Question 1 5 / 5 points
Which item below would NOT be a quality of financial reporting issue related to the balance sheet?
Question options:
Mismatching the type of debt (short or long-term) used to finance assets
Discretionary expenses
Overvaluation of assets
Off-balance sheet financing
Question 2 5 / 5 points
Which of the following statements is FALSE?
Question options:
Companies are allowed to use more than one inventory valuation method.
LIFO is an income tax concept.
Using FIFO for high-technology products makes sense if the firm is trying to reduce taxes because the technology industry is generally deflationary.
Companies using IFRS may not reverse entries for inventory write-downs if the market recovers.
Question 3 5 / 5 points
Which of the following statements is FALSE?
Question options:
Common-size balance sheets allow for comparison of firms with different levels of total assets by introducing a common denominator.
The common-size balance sheet reveals the composition of assets within major categories.
Each item on a common-size balance sheet is expressed as a percentage of sales.
The common-size balance sheet reveals the capital and the debt structure of the firm.
Question 4 5 / 5 points
Companies that are paid in advance for services or products record a(n) __________ on the receipt of cash referred to as unearned revenue or deferred credits.
Question options:
liability
receivable
asset
accrued asset
Question 5 5 / 5 points
A __________ expresses each item on the balance sheet as a percentage of total assets.
Question options:
ratio balance sheet
common-size balance sheet
relative balance sheet
usual and customary
Question 6 5 / 5 points
The balance sheet is also called the:
Question options:
statement of future.
statement of welfare.
statement of condition.
statement of potential position.
Question 7 0 / 5 points
How are deferred taxes recorded on the balance sheet?
Question options:
As current or noncurrent liabilities
As stockholders' equity
As noncurrent assets or noncurrent liabilities
As current or noncurrent assets or liabilities
Question 8 5 / 5 points
What are current assets?
Question options:
Assets purchased within the last year
Assets which will be used within the next month
Assets are the net working capital of the firm
Assets expected to be converted into cash within one year or operating cycle
Question 9 5 / 5 points
How are marketable securities valued on the balance sheet?
Question options:
Historical cost
At cost or fair value depending on how the securities are classified
Market value
At fair value with the difference between cost and fair value reported as revenue
Question 10 5 / 5 points
Which of the following items would NOT be classified as cash equivalents?

===

§ **Stated task 1**: Decide whether each statement agrees with the balance sheet quiz, answering yes or no and quoting the words from the quiz that settle it: (a) Question 7 earned no points; (b) "statement of condition" is offered as an option for another name of the balance sheet; (c) Question 5 describes expressing each balance sheet item as a percentage of sales.
§ **Stated task 2**: Write the next part of the balance sheet quiz, continuing from its last line.
You do not need the listing that follows the balance sheet quiz.

Layout annotation records:
===

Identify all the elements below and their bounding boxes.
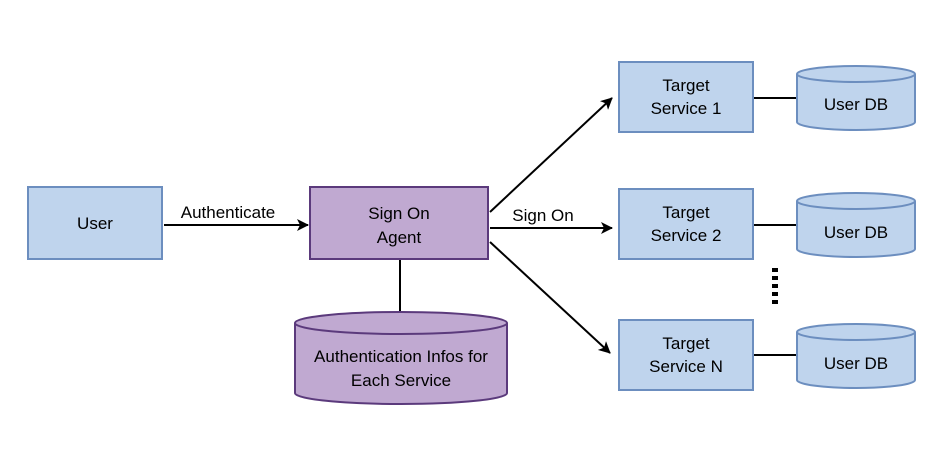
userdb2-label: User DB xyxy=(824,223,888,242)
user-label: User xyxy=(77,214,113,233)
target1-label-line1: Target xyxy=(662,76,710,95)
userdb1-label: User DB xyxy=(824,95,888,114)
targetN-label-line1: Target xyxy=(662,334,710,353)
auth-db-label-line1: Authentication Infos for xyxy=(314,347,488,366)
target1-label-line2: Service 1 xyxy=(651,99,722,118)
user-db-2: User DB xyxy=(796,192,916,258)
more-services-ellipsis xyxy=(772,268,778,304)
target-service-1-node: Target Service 1 xyxy=(618,61,754,133)
authenticate-label: Authenticate xyxy=(181,203,276,222)
sign-on-label: Sign On xyxy=(512,206,573,225)
user-db-n: User DB xyxy=(796,323,916,389)
target2-label-line1: Target xyxy=(662,203,710,222)
user-db-1: User DB xyxy=(796,65,916,131)
auth-infos-db: Authentication Infos for Each Service xyxy=(294,311,508,405)
targetN-label-line2: Service N xyxy=(649,357,723,376)
edge-agent-to-targetN xyxy=(489,241,611,354)
user-node: User xyxy=(27,186,163,260)
target-service-n-node: Target Service N xyxy=(618,319,754,391)
target2-label-line2: Service 2 xyxy=(651,226,722,245)
edge-agent-to-target1 xyxy=(489,97,613,213)
agent-label-line2: Agent xyxy=(377,228,422,247)
agent-label-line1: Sign On xyxy=(368,204,429,223)
sign-on-agent-node: Sign On Agent xyxy=(309,186,489,260)
target-service-2-node: Target Service 2 xyxy=(618,188,754,260)
userdbN-label: User DB xyxy=(824,354,888,373)
auth-db-label-line2: Each Service xyxy=(351,371,451,390)
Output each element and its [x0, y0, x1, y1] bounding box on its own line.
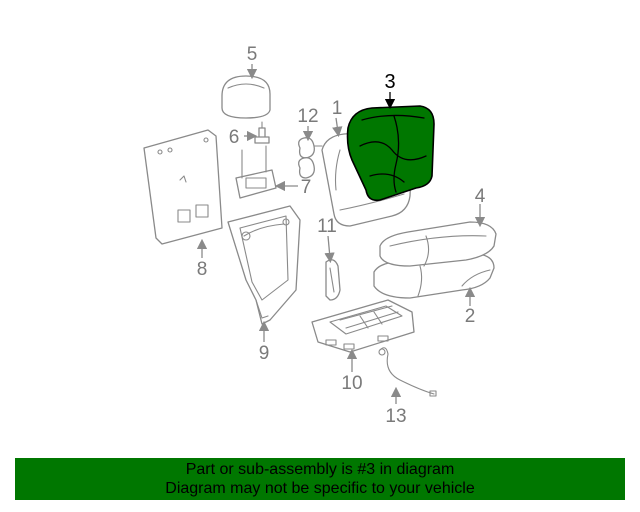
callout-1: 1 — [332, 98, 343, 119]
callout-6: 6 — [229, 127, 240, 148]
part-7-bracket[interactable] — [235, 145, 277, 199]
part-12-belt-guide[interactable] — [298, 137, 323, 179]
banner-line-1: Part or sub-assembly is #3 in diagram — [185, 461, 455, 478]
part-8-back-panel[interactable] — [143, 129, 223, 245]
part-6-headrest-guide[interactable] — [254, 121, 270, 144]
part-13-cable[interactable] — [378, 347, 437, 397]
callout-12: 12 — [297, 106, 318, 127]
part-9-back-frame[interactable] — [227, 205, 301, 325]
callout-7: 7 — [301, 177, 312, 198]
part-5-headrest[interactable] — [221, 75, 271, 119]
callout-13: 13 — [385, 406, 406, 427]
callout-4: 4 — [475, 186, 486, 207]
callout-3: 3 — [384, 71, 395, 93]
callout-2: 2 — [465, 306, 476, 327]
part-3-seat-back-cover[interactable] — [346, 105, 435, 202]
part-11-side-bracket[interactable] — [325, 259, 341, 301]
callout-10: 10 — [341, 373, 362, 394]
callout-9: 9 — [259, 343, 270, 364]
leader-lines — [196, 64, 486, 404]
callouts: 5 6 12 1 3 7 4 11 8 2 9 10 13 — [197, 44, 486, 427]
callout-11: 11 — [317, 216, 337, 237]
info-banner: Part or sub-assembly is #3 in diagram Di… — [15, 458, 625, 500]
banner-line-2: Diagram may not be specific to your vehi… — [165, 480, 475, 497]
callout-8: 8 — [197, 259, 208, 280]
callout-5: 5 — [247, 44, 258, 65]
seat-parts-diagram: 5 6 12 1 3 7 4 11 8 2 9 10 13 — [143, 44, 497, 427]
part-10-cushion-frame[interactable] — [311, 299, 415, 353]
part-4-cushion-cover[interactable] — [379, 221, 497, 267]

===

§ **Output 1**:
(a) Yes: "Question 7 0 / 5 points"
(b) Yes: "statement of condition."
(c) No: "expresses each item on the balance sheet as a percentage of total assets"

§ **Output 2**:
Question options:
U.S. Treasury bills
Trading securities
Commercial paper
Money market funds
Question 11 5 / 5 points
The net realizable value of accounts receivable is the actual amount of the account less an allowance for __________ accounts.
Question options:
future
questionable
unknown
doubtful
Question 12 5 / 5 points
Assume the following purchases of inventory for ABC Company and use this information to answer the following question.
Purchase # Purchase Price
1 $3
2 $4
3 $5
4 $6
5 $7
Assume ABC uses the average cost method of inventory valuation. What unit cost would be used to determine the amount in ending inventory or cost of goods sold?
Question options:
$3
$5
$7
$25
Question 13 5 / 5 points
Which of the following items should alert the analyst to the potential for manipulation when analyzing accounts receivable and the allowance for doubtful accounts?
Question options:
Sales, accounts receivable and the allowance for doubtful accounts are all growing at approximately the same rate.
A company lowers its credit standards and also increases the balance in the allowance for doubtful accounts.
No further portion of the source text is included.